**** Given records
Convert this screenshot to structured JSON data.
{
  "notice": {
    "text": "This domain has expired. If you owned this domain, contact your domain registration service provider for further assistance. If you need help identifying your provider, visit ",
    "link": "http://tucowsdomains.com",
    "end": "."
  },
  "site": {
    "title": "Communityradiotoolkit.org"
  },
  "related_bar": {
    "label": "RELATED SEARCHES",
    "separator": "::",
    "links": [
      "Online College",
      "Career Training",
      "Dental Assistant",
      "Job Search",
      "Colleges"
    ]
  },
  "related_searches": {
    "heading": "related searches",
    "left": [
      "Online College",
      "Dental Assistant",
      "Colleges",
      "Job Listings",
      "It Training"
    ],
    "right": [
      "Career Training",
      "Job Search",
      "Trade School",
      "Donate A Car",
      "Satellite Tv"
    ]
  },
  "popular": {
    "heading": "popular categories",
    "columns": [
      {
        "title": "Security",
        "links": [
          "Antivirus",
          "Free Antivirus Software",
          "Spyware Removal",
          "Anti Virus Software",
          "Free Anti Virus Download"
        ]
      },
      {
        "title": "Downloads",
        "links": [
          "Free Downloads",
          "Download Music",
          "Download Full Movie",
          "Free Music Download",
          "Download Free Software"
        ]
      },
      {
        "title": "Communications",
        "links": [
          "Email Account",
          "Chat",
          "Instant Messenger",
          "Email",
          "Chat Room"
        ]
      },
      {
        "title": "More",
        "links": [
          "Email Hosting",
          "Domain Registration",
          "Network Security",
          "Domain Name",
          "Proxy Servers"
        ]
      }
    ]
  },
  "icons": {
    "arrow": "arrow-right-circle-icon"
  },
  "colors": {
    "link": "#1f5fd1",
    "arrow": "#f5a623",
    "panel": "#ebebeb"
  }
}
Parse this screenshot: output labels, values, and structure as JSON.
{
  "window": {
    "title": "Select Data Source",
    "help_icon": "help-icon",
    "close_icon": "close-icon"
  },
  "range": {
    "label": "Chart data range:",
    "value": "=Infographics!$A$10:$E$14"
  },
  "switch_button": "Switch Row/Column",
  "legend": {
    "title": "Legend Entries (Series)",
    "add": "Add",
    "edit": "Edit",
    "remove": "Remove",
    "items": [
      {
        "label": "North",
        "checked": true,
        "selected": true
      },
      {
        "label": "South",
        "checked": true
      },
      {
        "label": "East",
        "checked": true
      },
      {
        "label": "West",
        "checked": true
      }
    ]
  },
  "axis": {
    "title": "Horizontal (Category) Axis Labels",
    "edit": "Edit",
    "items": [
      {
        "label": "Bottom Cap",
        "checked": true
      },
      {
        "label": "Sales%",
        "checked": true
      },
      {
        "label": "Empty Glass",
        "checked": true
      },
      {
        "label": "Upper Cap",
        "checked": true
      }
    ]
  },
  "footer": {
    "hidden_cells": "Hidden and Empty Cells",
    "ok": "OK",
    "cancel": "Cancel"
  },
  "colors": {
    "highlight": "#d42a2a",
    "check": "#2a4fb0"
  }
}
********
Problem to work on: Print exactly, and only, the lines from the line that contains "Parse this screenshot: output" through the last line of the records.

Expected answer:
Parse this screenshot: output labels, values, and structure as JSON.
{
  "window": {
    "title": "Select Data Source",
    "help_icon": "help-icon",
    "close_icon": "close-icon"
  },
  "range": {
    "label": "Chart data range:",
    "value": "=Infographics!$A$10:$E$14"
  },
  "switch_button": "Switch Row/Column",
  "legend": {
    "title": "Legend Entries (Series)",
    "add": "Add",
    "edit": "Edit",
    "remove": "Remove",
    "items": [
      {
        "label": "North",
        "checked": true,
        "selected": true
      },
      {
        "label": "South",
        "checked": true
      },
      {
        "label": "East",
        "checked": true
      },
      {
        "label": "West",
        "checked": true
      }
    ]
  },
  "axis": {
    "title": "Horizontal (Category) Axis Labels",
    "edit": "Edit",
    "items": [
      {
        "label": "Bottom Cap",
        "checked": true
      },
      {
        "label": "Sales%",
        "checked": true
      },
      {
        "label": "Empty Glass",
        "checked": true
      },
      {
        "label": "Upper Cap",
        "checked": true
      }
    ]
  },
  "footer": {
    "hidden_cells": "Hidden and Empty Cells",
    "ok": "OK",
    "cancel": "Cancel"
  },
  "colors": {
    "highlight": "#d42a2a",
    "check": "#2a4fb0"
  }
}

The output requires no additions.